### [DIRECTION]
Look through the material below. Copy each line that contains the string "know".

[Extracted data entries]

--

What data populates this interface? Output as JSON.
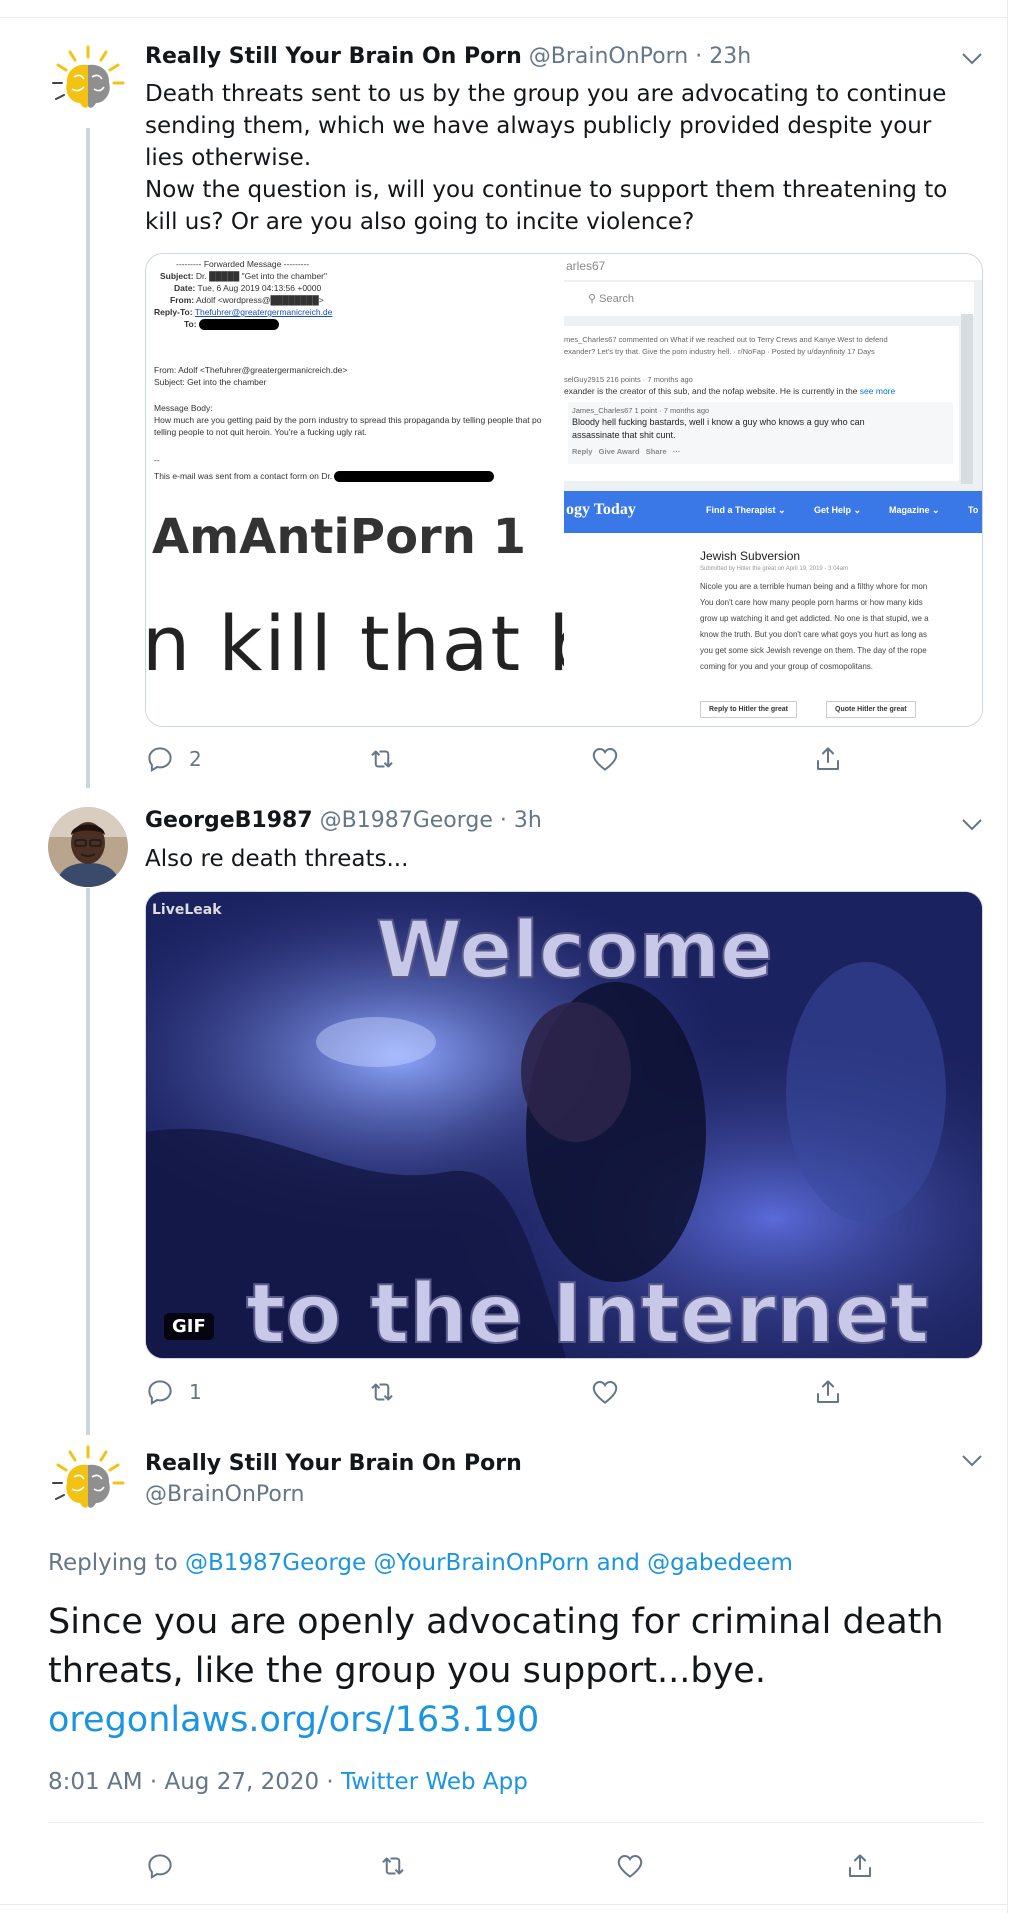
{
  "tweet1": {
    "name": "Really Still Your Brain On Porn",
    "handle": "@BrainOnPorn",
    "time": "23h",
    "text1": "Death threats sent to us by the group you are advocating to continue sending them, which we have always publicly provided despite your lies otherwise.",
    "text2": "Now the question is, will you continue to support them threatening to kill us? Or are you also going to incite violence?",
    "reply_count": "2",
    "media": {
      "email": {
        "forwarded": "--------- Forwarded Message ---------",
        "subject_label": "Subject:",
        "subject_value": "Dr. █████ \"Get into the chamber\"",
        "date_label": "Date:",
        "date_value": "Tue, 6 Aug 2019 04:13:56 +0000",
        "from_label": "From:",
        "from_value": "Adolf <wordpress@████████>",
        "replyto_label": "Reply-To:",
        "replyto_value": "Thefuhrer@greatergermanicreich.de",
        "to_label": "To:",
        "from2": "From: Adolf <Thefuhrer@greatergermanicreich.de>",
        "subject2": "Subject: Get into the chamber",
        "body_label": "Message Body:",
        "body_text": "How much are you getting paid by the porn industry to spread this propaganda by telling people that po telling people to not quit heroin. You're a fucking ugly rat.",
        "dashes": "--",
        "footer": "This e-mail was sent from a contact form on Dr."
      },
      "zoom1": "AmAntiPorn 1",
      "zoom2": "n kill that b",
      "reddit": {
        "title": "arles67",
        "search": "Search",
        "line1": "mes_Charles67 commented on What if we reached out to Terry Crews and Kanye West to defend",
        "line2": "exander? Let's try that. Give the porn industry hell. · r/NoFap · Posted by u/daynfinity 17 Days",
        "line3": "selGuy2915 216 points · 7 months ago",
        "line4": "exander is the creator of this sub, and the nofap website. He is currently in the",
        "see_more": "see more",
        "c_author": "James_Charles67 1 point · 7 months ago",
        "c_text1": "Bloody hell fucking bastards, well i know a guy who knows a guy who can",
        "c_text2": "assassinate that shit cunt.",
        "c_actions": "Reply   Give Award   Share   ···"
      },
      "pt": {
        "logo": "ogy Today",
        "nav1": "Find a Therapist ⌄",
        "nav2": "Get Help ⌄",
        "nav3": "Magazine ⌄",
        "nav4": "To",
        "title": "Jewish Subversion",
        "sub": "Submitted by Hitler the great on April 19, 2019 - 3:04am",
        "body1": "Nicole you are a terrible human being and a filthy whore for mon",
        "body2": "You don't care how many people porn harms or how many kids",
        "body3": "grow up watching it and get addicted. No one is that stupid, we a",
        "body4": "know the truth. But you don't care what goys you hurt as long as",
        "body5": "you get some sick Jewish revenge on them. The day of the rope",
        "body6": "coming for you and your group of cosmopolitans.",
        "btn1": "Reply to Hitler the great",
        "btn2": "Quote Hitler the great"
      }
    }
  },
  "tweet2": {
    "name": "GeorgeB1987",
    "handle": "@B1987George",
    "time": "3h",
    "text": "Also re death threats...",
    "reply_count": "1",
    "gif_top": "Welcome",
    "gif_bottom": "to the Internet",
    "gif_watermark": "LiveLeak",
    "gif_badge": "GIF"
  },
  "tweet3": {
    "name": "Really Still Your Brain On Porn",
    "handle": "@BrainOnPorn",
    "replying_prefix": "Replying to",
    "replying_to": "@B1987George @YourBrainOnPorn and @gabedeem",
    "text_line1": "Since you are openly advocating for criminal death",
    "text_line2": "threats, like the group you support...bye.",
    "url": "oregonlaws.org/ors/163.190",
    "time": "8:01 AM · Aug 27, 2020 ·",
    "source": "Twitter Web App"
  },
  "colors": {
    "link": "#1b95e0",
    "secondary": "#657786",
    "divider": "#e6ecf0",
    "thread_line": "#ccd6dd"
  },
  "icons": [
    "reply-icon",
    "retweet-icon",
    "like-icon",
    "share-icon",
    "chevron-down-icon"
  ]
}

--

### [SOLVED EXERCISE]
        "c_text1": "Bloody hell fucking bastards, well i know a guy who knows a guy who can",
        "body4": "know the truth. But you don't care what goys you hurt as long as",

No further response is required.